● **WORKING DATA**:
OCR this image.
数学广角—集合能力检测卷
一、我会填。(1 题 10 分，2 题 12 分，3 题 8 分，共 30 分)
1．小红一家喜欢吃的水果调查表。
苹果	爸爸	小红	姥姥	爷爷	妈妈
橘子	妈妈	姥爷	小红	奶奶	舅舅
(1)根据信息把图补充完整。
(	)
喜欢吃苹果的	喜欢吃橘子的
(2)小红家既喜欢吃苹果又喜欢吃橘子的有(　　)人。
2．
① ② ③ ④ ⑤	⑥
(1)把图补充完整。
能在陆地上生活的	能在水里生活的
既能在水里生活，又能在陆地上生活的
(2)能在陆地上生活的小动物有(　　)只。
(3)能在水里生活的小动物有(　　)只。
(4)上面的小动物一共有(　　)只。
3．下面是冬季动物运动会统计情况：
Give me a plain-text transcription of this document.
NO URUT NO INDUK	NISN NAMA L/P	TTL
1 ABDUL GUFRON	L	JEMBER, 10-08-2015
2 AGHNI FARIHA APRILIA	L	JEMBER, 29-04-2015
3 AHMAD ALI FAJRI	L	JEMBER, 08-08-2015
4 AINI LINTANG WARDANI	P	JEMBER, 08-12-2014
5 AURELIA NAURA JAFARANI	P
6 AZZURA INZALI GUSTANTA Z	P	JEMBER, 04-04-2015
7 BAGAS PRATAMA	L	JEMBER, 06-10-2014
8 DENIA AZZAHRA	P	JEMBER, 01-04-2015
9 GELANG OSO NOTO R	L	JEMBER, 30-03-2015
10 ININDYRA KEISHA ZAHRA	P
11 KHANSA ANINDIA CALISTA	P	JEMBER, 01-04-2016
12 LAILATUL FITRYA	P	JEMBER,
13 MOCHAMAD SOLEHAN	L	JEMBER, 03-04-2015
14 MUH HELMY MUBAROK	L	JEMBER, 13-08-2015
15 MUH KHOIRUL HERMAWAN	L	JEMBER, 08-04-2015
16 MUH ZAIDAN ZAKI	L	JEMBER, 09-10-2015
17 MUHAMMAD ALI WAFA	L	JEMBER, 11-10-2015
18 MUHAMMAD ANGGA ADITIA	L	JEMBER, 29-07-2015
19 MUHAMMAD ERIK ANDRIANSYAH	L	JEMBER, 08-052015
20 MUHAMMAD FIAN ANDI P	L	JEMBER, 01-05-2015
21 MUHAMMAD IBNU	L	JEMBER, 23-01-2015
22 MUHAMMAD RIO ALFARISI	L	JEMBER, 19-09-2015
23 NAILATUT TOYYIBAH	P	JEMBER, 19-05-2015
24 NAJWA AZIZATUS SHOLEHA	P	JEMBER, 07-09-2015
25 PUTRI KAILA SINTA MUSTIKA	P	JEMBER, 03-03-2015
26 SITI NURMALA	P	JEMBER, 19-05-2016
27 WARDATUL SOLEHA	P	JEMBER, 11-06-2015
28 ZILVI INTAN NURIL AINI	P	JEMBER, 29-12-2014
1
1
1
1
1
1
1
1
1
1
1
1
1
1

● **YOUR INSTRUCTIONS**: Each record above should be restated word for word.

● **PROBLEM SOLUTION**:
OCR this image.
数学广角—集合能力检测卷
一、我会填。(1 题 10 分，2 题 12 分，3 题 8 分，共 30 分)
1．小红一家喜欢吃的水果调查表。
苹果	爸爸	小红	姥姥	爷爷	妈妈
橘子	妈妈	姥爷	小红	奶奶	舅舅
(1)根据信息把图补充完整。
(	)
喜欢吃苹果的	喜欢吃橘子的
(2)小红家既喜欢吃苹果又喜欢吃橘子的有(　　)人。
2．
① ② ③ ④ ⑤	⑥
(1)把图补充完整。
能在陆地上生活的	能在水里生活的
既能在水里生活，又能在陆地上生活的
(2)能在陆地上生活的小动物有(　　)只。
(3)能在水里生活的小动物有(　　)只。
(4)上面的小动物一共有(　　)只。
3．下面是冬季动物运动会统计情况：
Give me a plain-text transcription of this document.
NO URUT NO INDUK	NISN NAMA L/P	TTL
1 ABDUL GUFRON	L	JEMBER, 10-08-2015
2 AGHNI FARIHA APRILIA	L	JEMBER, 29-04-2015
3 AHMAD ALI FAJRI	L	JEMBER, 08-08-2015
4 AINI LINTANG WARDANI	P	JEMBER, 08-12-2014
5 AURELIA NAURA JAFARANI	P
6 AZZURA INZALI GUSTANTA Z	P	JEMBER, 04-04-2015
7 BAGAS PRATAMA	L	JEMBER, 06-10-2014
8 DENIA AZZAHRA	P	JEMBER, 01-04-2015
9 GELANG OSO NOTO R	L	JEMBER, 30-03-2015
10 ININDYRA KEISHA ZAHRA	P
11 KHANSA ANINDIA CALISTA	P	JEMBER, 01-04-2016
12 LAILATUL FITRYA	P	JEMBER,
13 MOCHAMAD SOLEHAN	L	JEMBER, 03-04-2015
14 MUH HELMY MUBAROK	L	JEMBER, 13-08-2015
15 MUH KHOIRUL HERMAWAN	L	JEMBER, 08-04-2015
16 MUH ZAIDAN ZAKI	L	JEMBER, 09-10-2015
17 MUHAMMAD ALI WAFA	L	JEMBER, 11-10-2015
18 MUHAMMAD ANGGA ADITIA	L	JEMBER, 29-07-2015
19 MUHAMMAD ERIK ANDRIANSYAH	L	JEMBER, 08-052015
20 MUHAMMAD FIAN ANDI P	L	JEMBER, 01-05-2015
21 MUHAMMAD IBNU	L	JEMBER, 23-01-2015
22 MUHAMMAD RIO ALFARISI	L	JEMBER, 19-09-2015
23 NAILATUT TOYYIBAH	P	JEMBER, 19-05-2015
24 NAJWA AZIZATUS SHOLEHA	P	JEMBER, 07-09-2015
25 PUTRI KAILA SINTA MUSTIKA	P	JEMBER, 03-03-2015
26 SITI NURMALA	P	JEMBER, 19-05-2016
27 WARDATUL SOLEHA	P	JEMBER, 11-06-2015
28 ZILVI INTAN NURIL AINI	P	JEMBER, 29-12-2014
1
1
1
1
1
1
1
1
1
1
1
1
1
1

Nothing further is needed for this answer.